Report the total number of lines that include the string "проверяемых", without any other text.

-- begin SUPPLIED INFORMATION --

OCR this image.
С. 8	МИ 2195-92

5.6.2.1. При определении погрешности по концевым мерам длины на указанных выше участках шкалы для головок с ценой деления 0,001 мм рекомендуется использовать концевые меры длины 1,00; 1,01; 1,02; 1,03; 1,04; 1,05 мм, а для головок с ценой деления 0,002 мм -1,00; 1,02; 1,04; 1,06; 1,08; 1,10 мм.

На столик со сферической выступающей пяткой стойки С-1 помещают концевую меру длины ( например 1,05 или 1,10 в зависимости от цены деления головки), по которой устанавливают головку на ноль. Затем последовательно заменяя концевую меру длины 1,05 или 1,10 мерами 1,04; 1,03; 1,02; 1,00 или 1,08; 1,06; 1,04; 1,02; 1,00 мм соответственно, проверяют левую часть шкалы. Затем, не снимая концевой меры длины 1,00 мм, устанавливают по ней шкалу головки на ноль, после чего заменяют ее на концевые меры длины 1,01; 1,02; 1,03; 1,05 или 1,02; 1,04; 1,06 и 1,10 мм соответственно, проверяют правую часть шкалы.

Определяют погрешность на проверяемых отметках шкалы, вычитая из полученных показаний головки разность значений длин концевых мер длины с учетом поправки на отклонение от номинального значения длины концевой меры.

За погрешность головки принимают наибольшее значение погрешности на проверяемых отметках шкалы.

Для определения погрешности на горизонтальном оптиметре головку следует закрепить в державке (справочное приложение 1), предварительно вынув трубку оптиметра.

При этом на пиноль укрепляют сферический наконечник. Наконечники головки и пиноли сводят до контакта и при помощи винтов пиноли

-- end SUPPLIED INFORMATION --

• _SOLUTION TO THIS TASK_
2